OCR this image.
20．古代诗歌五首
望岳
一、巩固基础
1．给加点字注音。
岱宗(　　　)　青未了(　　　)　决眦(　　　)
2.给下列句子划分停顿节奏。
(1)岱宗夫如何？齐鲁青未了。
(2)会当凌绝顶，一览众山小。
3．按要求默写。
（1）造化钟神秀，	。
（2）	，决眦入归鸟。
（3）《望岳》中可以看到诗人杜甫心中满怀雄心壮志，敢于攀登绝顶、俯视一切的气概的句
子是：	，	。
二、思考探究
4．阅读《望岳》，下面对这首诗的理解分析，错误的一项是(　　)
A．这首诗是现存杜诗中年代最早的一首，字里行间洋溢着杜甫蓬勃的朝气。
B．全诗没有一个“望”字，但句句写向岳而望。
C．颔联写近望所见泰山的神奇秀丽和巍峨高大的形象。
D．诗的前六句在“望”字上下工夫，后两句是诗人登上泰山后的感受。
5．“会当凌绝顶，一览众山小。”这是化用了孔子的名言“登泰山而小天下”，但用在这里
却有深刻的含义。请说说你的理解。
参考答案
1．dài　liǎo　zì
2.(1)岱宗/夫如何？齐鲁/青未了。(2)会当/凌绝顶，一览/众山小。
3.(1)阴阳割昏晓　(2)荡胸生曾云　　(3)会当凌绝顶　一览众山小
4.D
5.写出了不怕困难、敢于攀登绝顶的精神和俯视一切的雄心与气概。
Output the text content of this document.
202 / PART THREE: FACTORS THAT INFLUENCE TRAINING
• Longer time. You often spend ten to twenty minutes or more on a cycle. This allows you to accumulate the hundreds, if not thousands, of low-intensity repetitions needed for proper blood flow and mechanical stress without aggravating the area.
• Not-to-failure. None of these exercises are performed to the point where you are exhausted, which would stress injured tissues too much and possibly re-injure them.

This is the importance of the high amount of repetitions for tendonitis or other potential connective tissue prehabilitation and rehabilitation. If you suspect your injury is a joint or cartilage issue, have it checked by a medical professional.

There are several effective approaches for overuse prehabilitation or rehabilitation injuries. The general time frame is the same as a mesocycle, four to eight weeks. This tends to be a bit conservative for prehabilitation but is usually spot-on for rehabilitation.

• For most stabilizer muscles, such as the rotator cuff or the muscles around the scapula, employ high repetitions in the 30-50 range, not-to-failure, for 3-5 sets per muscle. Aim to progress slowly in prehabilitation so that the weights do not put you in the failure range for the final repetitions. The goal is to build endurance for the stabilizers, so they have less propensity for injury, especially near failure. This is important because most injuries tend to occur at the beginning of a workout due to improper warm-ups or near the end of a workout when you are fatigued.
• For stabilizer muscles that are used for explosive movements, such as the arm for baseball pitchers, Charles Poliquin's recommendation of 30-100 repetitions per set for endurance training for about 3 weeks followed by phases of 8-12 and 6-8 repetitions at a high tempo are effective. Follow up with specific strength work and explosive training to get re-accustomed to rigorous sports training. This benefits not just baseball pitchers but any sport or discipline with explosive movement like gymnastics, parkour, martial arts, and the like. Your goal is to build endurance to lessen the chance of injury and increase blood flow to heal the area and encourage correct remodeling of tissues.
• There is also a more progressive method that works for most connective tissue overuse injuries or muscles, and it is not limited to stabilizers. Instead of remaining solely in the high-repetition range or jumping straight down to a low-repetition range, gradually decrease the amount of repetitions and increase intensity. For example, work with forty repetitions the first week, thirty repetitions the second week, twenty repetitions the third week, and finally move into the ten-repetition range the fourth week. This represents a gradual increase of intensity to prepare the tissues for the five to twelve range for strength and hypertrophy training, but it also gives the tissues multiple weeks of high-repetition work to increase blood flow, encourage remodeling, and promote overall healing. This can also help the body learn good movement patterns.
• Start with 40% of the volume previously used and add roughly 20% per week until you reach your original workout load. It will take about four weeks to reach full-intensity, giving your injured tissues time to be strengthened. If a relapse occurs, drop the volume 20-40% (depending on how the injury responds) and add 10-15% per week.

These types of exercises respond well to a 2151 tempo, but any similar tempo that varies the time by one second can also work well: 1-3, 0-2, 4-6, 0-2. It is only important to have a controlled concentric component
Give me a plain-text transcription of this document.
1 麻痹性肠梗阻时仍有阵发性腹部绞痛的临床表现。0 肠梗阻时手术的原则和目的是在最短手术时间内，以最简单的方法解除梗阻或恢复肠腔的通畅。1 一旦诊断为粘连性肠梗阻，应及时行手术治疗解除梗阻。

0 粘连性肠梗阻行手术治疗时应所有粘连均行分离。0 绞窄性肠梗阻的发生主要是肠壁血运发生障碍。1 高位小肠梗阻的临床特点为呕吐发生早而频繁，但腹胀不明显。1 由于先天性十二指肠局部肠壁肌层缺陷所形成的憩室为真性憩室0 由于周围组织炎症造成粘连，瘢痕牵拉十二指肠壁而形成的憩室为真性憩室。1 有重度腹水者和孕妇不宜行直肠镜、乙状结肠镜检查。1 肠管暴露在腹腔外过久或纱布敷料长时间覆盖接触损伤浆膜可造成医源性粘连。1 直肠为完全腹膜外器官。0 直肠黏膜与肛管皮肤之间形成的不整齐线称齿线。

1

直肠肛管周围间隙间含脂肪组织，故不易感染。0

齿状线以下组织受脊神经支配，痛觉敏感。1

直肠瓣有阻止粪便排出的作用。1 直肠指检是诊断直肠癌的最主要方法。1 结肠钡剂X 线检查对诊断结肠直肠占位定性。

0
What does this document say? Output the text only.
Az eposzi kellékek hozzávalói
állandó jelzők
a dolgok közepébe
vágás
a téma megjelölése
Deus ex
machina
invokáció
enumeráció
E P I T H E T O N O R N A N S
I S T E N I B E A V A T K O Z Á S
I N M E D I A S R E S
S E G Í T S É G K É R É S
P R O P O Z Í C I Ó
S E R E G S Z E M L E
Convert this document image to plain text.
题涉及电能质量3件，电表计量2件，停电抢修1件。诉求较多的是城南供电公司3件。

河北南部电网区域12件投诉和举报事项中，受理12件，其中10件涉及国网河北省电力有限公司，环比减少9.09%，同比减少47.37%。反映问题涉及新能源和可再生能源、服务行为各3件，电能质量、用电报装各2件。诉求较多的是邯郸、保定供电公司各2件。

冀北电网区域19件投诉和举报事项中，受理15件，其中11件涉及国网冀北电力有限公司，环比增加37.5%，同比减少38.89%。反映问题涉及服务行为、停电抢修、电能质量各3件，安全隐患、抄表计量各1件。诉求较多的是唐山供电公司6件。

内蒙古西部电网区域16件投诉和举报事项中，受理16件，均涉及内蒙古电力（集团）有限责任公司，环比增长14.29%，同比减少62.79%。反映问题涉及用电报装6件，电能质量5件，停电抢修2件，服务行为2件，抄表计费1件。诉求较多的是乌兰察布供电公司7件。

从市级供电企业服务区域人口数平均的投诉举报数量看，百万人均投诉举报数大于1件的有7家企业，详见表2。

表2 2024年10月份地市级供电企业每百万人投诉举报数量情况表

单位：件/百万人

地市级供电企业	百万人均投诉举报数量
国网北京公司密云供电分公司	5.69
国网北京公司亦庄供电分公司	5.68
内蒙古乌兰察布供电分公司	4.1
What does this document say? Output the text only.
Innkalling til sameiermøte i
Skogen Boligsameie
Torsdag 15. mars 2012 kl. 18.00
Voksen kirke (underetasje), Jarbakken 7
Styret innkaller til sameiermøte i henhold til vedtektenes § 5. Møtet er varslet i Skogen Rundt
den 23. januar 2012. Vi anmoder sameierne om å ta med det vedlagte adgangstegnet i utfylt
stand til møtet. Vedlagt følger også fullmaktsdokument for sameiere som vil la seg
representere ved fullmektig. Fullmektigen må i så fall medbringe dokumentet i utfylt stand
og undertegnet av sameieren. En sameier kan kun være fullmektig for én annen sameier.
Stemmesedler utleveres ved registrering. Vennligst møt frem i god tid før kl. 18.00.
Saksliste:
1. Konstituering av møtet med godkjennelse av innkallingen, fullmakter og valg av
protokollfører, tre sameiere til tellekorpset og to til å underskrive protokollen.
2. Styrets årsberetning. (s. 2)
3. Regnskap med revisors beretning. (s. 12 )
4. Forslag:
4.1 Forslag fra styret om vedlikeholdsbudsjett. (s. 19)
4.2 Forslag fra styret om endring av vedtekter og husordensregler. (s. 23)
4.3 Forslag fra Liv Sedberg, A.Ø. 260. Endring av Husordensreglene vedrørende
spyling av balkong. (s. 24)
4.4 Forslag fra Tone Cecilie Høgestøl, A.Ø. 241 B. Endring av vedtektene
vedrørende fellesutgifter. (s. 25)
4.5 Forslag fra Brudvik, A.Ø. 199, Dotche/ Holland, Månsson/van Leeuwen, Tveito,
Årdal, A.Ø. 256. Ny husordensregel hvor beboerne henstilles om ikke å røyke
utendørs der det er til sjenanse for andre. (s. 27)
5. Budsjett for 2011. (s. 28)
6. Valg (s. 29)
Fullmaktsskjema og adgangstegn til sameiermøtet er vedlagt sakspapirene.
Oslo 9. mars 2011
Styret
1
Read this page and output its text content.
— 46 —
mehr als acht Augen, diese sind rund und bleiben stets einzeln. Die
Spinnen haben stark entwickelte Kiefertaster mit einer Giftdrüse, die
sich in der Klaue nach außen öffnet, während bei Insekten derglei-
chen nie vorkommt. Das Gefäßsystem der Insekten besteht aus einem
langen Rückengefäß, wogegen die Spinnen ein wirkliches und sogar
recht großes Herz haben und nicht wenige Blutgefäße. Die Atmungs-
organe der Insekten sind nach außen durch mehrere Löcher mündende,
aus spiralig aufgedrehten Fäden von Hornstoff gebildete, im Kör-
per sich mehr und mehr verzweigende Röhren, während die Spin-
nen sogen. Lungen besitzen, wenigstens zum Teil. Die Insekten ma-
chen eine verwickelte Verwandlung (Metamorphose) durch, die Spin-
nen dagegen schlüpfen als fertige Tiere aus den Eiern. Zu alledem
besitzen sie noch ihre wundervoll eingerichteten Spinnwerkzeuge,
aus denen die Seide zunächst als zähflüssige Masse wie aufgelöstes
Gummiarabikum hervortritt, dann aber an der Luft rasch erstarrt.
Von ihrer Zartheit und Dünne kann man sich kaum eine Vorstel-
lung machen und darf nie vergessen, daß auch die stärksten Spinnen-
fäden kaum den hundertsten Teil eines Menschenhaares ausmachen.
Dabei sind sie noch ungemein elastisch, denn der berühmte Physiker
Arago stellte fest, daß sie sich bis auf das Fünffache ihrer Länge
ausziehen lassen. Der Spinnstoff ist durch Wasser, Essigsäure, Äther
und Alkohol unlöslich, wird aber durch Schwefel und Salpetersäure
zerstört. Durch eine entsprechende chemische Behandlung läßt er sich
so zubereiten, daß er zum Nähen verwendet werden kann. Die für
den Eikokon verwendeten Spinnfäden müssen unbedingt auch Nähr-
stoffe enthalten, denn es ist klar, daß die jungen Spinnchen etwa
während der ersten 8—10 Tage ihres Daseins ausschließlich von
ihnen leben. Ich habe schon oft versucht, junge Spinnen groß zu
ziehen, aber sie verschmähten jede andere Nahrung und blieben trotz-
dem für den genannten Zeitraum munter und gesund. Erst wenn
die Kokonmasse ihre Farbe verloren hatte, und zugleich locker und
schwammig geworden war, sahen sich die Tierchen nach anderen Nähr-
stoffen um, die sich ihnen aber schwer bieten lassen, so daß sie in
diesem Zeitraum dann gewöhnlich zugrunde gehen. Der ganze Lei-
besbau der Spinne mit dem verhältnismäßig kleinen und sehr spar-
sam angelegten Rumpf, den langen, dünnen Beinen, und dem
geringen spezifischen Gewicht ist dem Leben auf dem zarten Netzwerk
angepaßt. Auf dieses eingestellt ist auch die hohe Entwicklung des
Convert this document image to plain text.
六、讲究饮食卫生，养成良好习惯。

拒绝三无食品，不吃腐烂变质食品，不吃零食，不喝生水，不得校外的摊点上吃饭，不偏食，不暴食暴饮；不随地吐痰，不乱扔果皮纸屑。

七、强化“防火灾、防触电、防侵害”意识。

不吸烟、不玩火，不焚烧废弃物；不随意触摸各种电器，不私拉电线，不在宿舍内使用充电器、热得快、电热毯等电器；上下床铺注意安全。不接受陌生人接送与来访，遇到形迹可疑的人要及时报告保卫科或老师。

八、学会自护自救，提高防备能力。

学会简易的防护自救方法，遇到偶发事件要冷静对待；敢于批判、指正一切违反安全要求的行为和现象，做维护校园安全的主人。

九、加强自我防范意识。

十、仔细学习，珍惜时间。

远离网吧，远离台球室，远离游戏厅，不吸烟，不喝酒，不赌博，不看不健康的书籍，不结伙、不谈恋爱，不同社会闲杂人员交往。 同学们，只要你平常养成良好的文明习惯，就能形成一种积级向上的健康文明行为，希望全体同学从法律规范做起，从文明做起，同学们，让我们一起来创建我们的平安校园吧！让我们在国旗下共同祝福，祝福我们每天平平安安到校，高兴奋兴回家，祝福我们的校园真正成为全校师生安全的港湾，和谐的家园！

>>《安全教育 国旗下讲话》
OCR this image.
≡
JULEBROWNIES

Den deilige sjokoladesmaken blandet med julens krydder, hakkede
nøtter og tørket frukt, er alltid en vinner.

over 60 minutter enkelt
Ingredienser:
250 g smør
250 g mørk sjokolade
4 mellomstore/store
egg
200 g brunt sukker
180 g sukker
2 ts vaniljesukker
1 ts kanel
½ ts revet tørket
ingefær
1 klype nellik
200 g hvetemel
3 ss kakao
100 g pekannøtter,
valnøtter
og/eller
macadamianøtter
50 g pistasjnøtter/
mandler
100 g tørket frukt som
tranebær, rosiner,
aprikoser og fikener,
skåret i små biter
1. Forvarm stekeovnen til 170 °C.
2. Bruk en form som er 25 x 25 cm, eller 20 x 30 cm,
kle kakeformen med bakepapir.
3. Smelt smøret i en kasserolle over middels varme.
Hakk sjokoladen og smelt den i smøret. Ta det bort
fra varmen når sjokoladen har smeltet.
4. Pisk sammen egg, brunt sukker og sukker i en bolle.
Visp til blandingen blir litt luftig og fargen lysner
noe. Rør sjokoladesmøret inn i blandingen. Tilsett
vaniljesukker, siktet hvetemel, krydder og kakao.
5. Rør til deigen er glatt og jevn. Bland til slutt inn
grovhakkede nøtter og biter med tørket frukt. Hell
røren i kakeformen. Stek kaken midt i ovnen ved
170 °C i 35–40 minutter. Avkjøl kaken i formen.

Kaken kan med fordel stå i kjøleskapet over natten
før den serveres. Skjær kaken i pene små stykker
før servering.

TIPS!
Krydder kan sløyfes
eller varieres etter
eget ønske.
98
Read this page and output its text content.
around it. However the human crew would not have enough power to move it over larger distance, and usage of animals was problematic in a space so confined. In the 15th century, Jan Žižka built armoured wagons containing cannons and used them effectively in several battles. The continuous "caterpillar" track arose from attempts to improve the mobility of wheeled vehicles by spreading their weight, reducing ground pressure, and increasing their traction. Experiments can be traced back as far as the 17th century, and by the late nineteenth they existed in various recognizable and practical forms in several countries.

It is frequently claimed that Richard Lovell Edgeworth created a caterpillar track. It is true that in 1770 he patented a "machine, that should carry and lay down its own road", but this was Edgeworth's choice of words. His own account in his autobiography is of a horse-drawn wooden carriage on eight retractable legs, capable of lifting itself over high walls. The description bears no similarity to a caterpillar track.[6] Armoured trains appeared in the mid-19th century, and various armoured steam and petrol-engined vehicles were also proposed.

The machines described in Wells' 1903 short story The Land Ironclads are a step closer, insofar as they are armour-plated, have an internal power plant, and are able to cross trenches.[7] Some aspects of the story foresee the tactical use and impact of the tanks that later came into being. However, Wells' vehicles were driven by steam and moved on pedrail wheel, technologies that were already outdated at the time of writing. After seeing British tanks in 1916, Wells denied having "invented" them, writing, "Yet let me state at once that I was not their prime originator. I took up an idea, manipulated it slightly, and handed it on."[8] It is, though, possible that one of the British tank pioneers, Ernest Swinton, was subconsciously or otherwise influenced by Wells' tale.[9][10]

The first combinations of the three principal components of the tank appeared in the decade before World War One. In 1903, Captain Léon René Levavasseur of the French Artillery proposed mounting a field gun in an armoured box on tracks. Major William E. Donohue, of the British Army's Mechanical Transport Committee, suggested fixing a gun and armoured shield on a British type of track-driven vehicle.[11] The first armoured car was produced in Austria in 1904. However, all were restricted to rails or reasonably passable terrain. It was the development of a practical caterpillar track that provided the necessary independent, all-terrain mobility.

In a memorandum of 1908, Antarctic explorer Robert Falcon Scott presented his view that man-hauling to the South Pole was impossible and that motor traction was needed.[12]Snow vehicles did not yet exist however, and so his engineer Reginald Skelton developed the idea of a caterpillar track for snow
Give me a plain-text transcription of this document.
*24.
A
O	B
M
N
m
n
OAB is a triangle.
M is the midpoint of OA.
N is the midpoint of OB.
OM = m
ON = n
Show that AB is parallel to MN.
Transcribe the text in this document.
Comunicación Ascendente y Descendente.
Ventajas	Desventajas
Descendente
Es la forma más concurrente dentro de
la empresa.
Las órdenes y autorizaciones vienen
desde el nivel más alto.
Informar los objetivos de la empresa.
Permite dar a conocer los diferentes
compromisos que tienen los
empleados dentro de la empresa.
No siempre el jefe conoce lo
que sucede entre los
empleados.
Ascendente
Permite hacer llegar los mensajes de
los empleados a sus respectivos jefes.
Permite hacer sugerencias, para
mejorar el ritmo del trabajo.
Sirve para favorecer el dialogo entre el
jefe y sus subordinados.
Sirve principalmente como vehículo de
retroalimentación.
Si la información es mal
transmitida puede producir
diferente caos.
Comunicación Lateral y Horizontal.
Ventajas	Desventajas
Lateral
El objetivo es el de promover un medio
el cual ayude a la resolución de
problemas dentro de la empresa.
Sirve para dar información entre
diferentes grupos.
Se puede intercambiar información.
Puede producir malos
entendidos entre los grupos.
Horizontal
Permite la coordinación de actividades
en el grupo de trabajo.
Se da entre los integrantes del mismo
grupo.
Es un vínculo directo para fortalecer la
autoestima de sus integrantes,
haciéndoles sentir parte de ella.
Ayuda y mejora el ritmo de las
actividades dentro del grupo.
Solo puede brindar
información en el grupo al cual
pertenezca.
※ ※ ※
■ Exercise objective: Copy each line from the records above that includes the string "more".

■ Answer below:
• Longer time. You often spend ten to twenty minutes or more on a cycle. This allows you to accumulate the hundreds, if not thousands, of low-intensity repetitions needed for proper blood flow and mechanical stress without aggravating the area.
• There is also a more progressive method that works for most connective tissue overuse injuries or muscles, and it is not limited to stabilizers. Instead of remaining solely in the high-repetition range or jumping straight down to a low-repetition range, gradually decrease the amount of repetitions and increase intensity. For example, work with forty repetitions the first week, thirty repetitions the second week, twenty repetitions the third week, and finally move into the ten-repetition range the fourth week. This represents a gradual increase of intensity to prepare the tissues for the five to twelve range for strength and hypertrophy training, but it also gives the tissues multiple weeks of high-repetition work to increase blood flow, encourage remodeling, and promote overall healing. This can also help the body learn good movement patterns.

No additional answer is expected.